(Dataset excerpts)
• • • •

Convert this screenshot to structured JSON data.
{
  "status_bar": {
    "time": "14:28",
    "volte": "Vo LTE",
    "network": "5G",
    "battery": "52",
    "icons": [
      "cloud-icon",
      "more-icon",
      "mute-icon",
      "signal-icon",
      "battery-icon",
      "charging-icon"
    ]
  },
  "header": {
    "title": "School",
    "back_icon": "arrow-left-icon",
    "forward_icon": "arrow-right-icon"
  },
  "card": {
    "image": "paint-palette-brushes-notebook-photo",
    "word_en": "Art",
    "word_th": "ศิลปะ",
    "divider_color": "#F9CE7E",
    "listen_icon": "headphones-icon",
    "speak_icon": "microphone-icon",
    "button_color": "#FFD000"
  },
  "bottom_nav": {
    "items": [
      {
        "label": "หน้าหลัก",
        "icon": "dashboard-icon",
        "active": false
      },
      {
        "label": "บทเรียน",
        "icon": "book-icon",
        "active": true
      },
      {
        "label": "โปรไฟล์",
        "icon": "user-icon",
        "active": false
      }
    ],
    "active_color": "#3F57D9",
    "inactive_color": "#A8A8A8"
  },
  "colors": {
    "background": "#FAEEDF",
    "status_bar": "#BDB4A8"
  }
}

• • • •

• [Set task]: Your task is to pick out every line with the string "label" and copy it.

• [Complete output]:
        "label": "หน้าหลัก",
        "label": "บทเรียน",
        "label": "โปรไฟล์",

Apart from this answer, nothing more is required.